Collected data entries
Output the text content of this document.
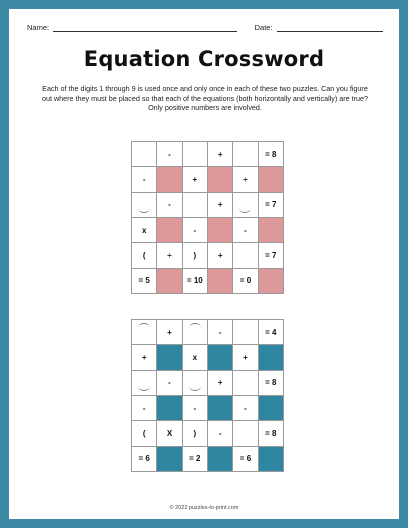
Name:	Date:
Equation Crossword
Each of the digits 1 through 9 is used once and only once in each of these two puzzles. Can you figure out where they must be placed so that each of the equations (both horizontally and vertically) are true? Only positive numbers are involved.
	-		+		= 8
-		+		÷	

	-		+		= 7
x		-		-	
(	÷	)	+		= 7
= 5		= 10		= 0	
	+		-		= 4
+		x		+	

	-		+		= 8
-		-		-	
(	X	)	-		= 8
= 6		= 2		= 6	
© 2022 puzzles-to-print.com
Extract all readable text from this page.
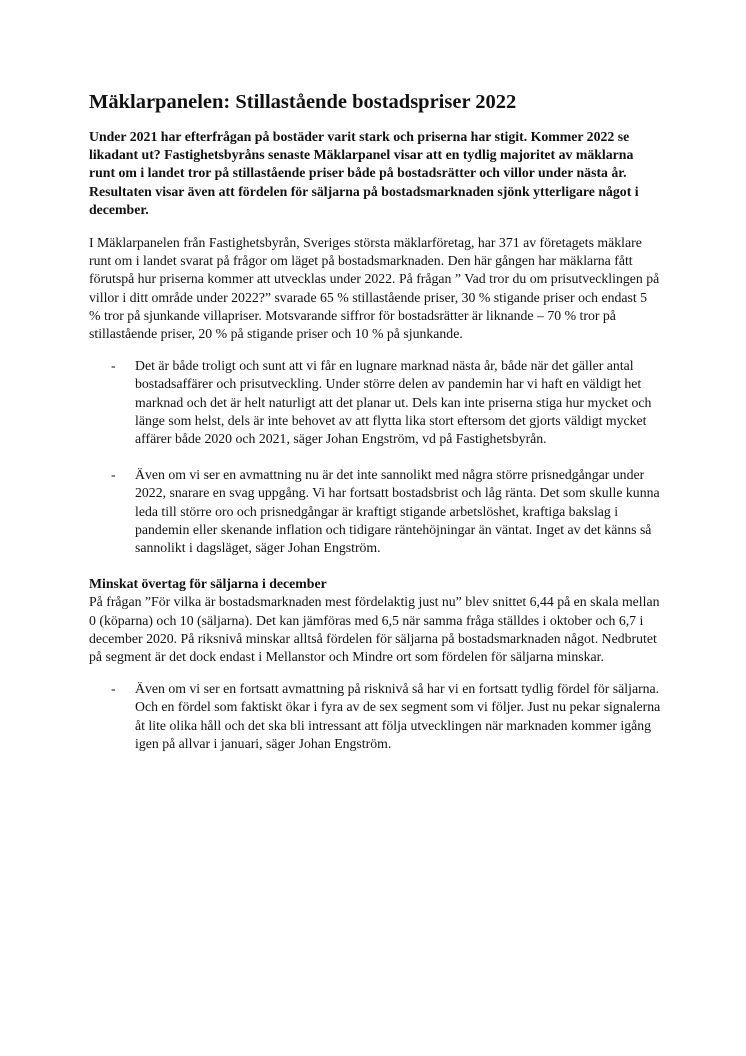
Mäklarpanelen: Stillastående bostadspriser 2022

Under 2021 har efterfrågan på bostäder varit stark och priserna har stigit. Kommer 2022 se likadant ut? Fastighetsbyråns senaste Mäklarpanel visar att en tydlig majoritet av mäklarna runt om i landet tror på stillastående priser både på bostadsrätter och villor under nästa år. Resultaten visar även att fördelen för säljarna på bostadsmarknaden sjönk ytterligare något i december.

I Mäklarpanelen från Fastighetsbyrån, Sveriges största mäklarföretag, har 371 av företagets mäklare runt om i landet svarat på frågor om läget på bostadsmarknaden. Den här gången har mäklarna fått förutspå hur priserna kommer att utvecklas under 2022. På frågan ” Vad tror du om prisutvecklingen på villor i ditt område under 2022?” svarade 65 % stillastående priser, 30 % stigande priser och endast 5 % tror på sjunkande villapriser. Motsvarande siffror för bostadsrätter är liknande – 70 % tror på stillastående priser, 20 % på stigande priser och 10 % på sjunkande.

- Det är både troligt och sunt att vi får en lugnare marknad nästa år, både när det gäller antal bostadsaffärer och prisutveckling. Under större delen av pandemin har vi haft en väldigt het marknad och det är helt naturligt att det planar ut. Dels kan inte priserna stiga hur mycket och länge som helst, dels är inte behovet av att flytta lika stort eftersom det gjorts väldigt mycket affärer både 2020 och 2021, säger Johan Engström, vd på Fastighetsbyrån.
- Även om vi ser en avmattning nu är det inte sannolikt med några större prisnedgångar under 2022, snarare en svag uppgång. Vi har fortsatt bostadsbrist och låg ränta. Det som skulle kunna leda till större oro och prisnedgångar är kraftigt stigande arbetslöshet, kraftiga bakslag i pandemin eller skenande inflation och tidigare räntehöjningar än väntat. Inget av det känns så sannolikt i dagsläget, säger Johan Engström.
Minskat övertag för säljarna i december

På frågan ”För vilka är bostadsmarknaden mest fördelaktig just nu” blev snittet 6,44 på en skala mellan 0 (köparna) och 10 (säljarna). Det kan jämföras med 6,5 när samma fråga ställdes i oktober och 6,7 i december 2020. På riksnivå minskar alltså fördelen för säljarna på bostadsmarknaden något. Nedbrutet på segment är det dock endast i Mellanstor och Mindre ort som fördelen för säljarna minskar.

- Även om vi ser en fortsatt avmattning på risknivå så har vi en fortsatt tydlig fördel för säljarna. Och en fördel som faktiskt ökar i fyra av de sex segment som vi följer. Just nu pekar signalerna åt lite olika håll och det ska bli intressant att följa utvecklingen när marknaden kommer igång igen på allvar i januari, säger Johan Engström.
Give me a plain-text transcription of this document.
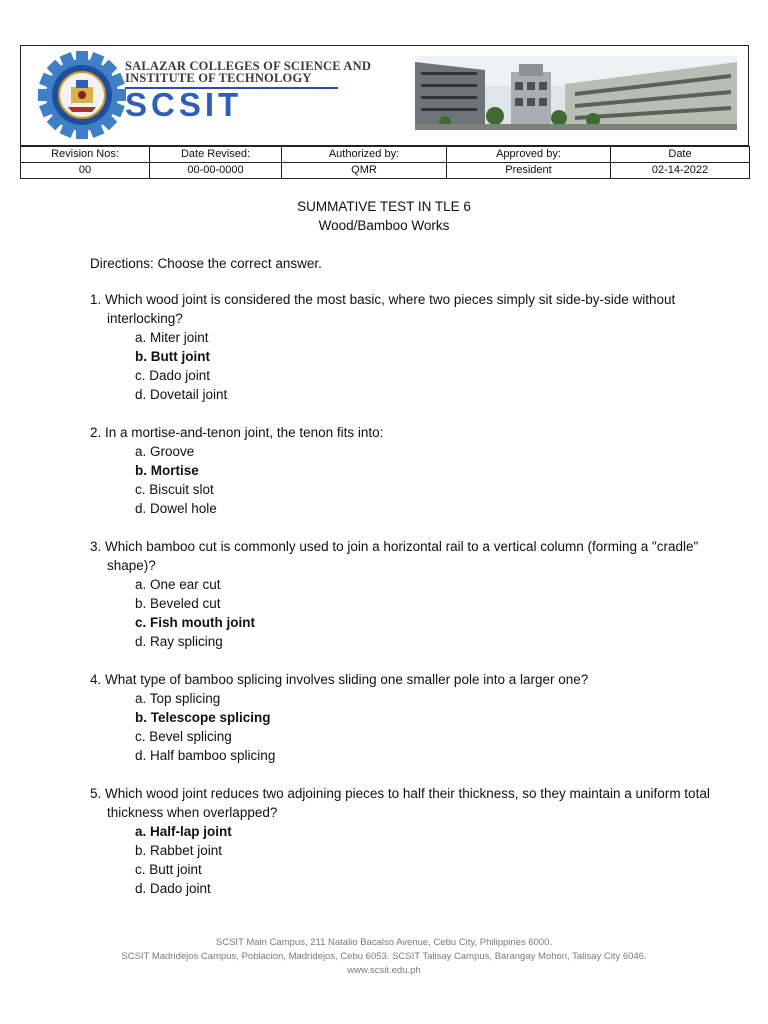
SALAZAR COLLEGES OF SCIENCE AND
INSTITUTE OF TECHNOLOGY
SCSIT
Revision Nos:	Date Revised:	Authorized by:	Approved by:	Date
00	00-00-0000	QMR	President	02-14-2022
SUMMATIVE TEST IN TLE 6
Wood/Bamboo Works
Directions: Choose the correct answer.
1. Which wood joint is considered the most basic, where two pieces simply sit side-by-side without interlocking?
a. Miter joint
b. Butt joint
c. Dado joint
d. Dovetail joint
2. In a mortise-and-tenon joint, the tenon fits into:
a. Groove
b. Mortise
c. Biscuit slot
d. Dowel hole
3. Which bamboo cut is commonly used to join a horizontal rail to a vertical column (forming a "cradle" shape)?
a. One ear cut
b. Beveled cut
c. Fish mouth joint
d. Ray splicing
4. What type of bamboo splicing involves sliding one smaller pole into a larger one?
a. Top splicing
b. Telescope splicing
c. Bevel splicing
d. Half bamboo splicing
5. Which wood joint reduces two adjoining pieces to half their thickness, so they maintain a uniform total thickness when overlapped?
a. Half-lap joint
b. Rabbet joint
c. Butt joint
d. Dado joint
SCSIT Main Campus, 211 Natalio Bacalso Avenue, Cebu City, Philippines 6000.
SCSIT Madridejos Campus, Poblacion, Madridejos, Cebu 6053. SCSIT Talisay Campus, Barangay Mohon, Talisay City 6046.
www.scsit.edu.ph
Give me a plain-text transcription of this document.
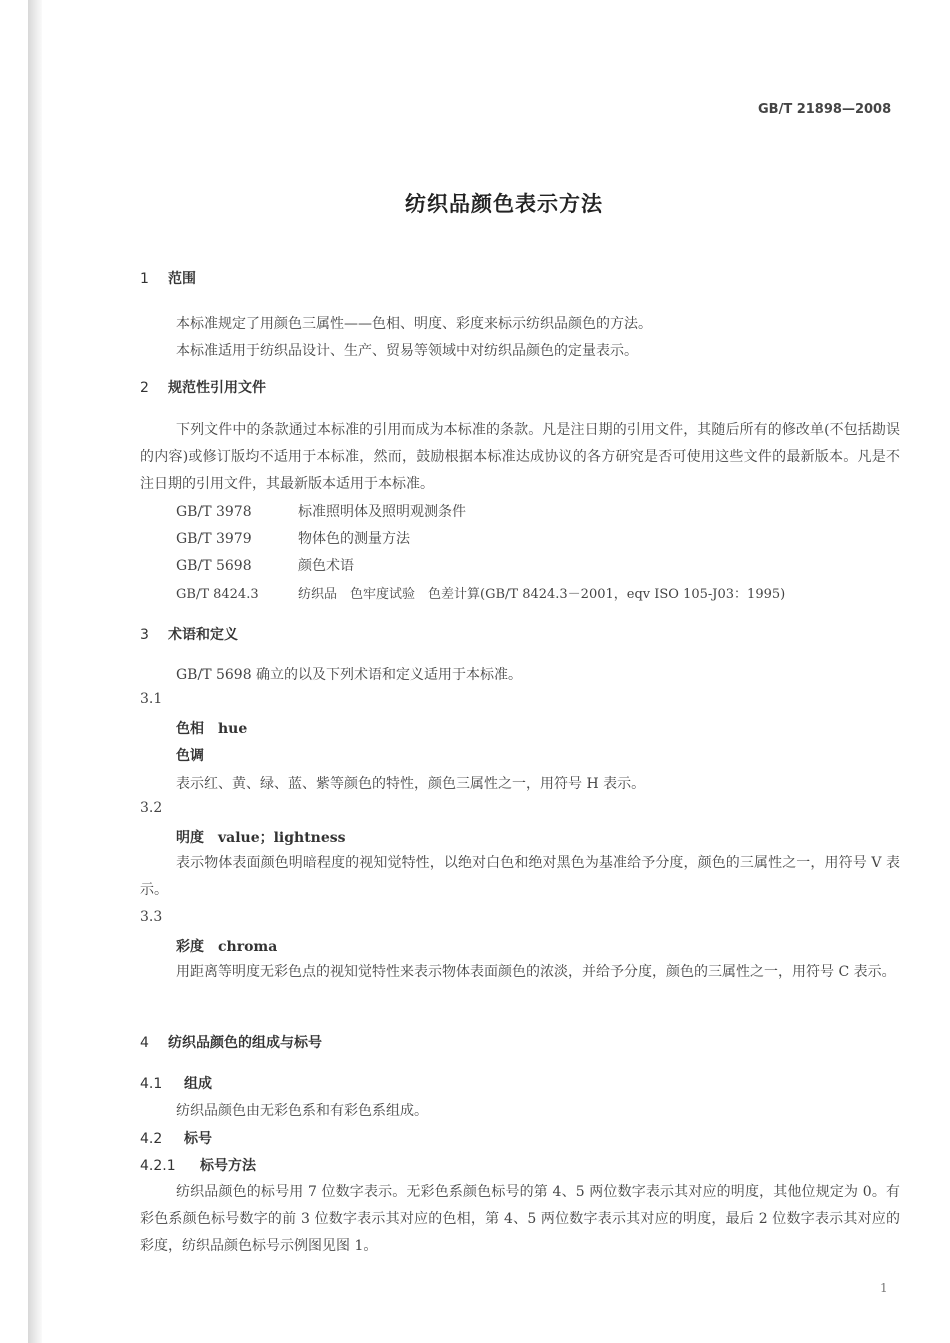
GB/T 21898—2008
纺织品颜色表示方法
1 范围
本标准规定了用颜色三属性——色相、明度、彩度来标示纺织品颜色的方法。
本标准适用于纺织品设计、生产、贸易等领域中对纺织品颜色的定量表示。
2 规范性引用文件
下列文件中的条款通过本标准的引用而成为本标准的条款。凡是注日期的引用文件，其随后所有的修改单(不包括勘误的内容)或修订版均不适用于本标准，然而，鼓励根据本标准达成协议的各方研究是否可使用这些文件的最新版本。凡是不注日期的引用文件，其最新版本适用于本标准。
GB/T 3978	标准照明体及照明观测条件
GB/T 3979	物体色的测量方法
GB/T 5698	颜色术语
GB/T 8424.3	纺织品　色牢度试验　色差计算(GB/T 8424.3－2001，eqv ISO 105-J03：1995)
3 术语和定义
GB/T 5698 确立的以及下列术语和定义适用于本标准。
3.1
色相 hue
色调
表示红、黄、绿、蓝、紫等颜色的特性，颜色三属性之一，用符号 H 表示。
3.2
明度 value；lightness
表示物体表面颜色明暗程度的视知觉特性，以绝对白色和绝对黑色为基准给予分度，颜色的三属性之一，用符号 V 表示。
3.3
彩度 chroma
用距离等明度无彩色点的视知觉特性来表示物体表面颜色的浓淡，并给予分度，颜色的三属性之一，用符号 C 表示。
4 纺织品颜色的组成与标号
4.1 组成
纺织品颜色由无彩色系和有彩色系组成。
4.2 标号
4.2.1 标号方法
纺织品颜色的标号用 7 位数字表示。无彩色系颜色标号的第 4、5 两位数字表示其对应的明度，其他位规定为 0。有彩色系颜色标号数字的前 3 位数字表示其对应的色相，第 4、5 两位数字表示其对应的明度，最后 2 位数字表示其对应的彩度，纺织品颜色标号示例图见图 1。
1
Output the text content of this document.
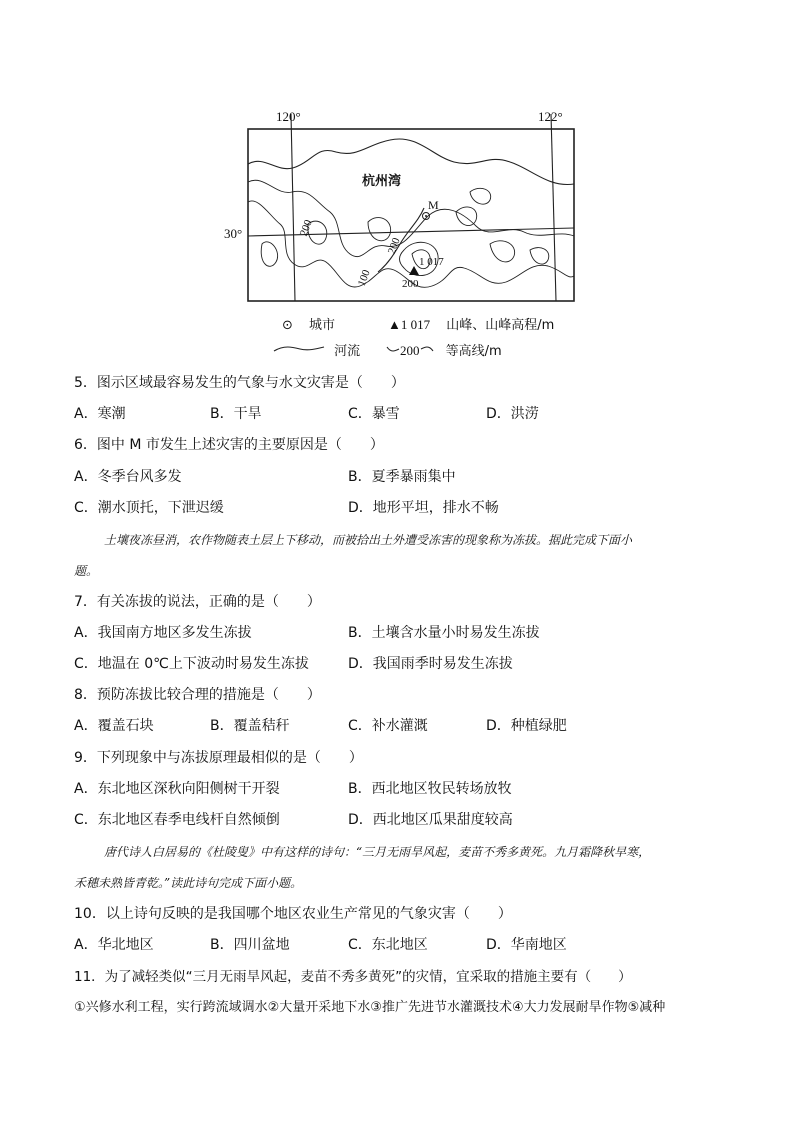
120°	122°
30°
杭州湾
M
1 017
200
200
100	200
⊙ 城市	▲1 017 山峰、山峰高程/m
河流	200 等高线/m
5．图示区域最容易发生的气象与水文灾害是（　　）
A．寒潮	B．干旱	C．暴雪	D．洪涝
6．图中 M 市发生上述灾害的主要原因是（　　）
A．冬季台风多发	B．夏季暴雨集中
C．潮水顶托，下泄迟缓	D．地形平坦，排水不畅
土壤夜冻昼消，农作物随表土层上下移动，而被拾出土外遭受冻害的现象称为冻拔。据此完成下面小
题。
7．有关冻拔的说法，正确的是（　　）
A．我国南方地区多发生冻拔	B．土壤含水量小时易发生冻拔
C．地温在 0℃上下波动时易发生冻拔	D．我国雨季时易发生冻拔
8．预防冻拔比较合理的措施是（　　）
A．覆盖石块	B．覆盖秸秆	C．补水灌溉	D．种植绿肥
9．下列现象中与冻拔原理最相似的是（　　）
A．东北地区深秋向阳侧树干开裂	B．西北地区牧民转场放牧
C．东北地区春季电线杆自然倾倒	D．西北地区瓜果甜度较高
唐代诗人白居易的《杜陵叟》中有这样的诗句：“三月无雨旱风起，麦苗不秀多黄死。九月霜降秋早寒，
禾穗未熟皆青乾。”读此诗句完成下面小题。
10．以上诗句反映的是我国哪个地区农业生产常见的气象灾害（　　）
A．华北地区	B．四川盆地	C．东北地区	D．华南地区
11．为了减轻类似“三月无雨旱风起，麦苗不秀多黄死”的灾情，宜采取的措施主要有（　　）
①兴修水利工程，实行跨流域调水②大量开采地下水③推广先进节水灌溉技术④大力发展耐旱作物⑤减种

• Directive
From the listing, copy each line containing the word "tror".

• Task result
Under 2021 har efterfrågan på bostäder varit stark och priserna har stigit. Kommer 2022 se likadant ut? Fastighetsbyråns senaste Mäklarpanel visar att en tydlig majoritet av mäklarna runt om i landet tror på stillastående priser både på bostadsrätter och villor under nästa år. Resultaten visar även att fördelen för säljarna på bostadsmarknaden sjönk ytterligare något i december.
I Mäklarpanelen från Fastighetsbyrån, Sveriges största mäklarföretag, har 371 av företagets mäklare runt om i landet svarat på frågor om läget på bostadsmarknaden. Den här gången har mäklarna fått förutspå hur priserna kommer att utvecklas under 2022. På frågan ” Vad tror du om prisutvecklingen på villor i ditt område under 2022?” svarade 65 % stillastående priser, 30 % stigande priser och endast 5 % tror på sjunkande villapriser. Motsvarande siffror för bostadsrätter är liknande – 70 % tror på stillastående priser, 20 % på stigande priser och 10 % på sjunkande.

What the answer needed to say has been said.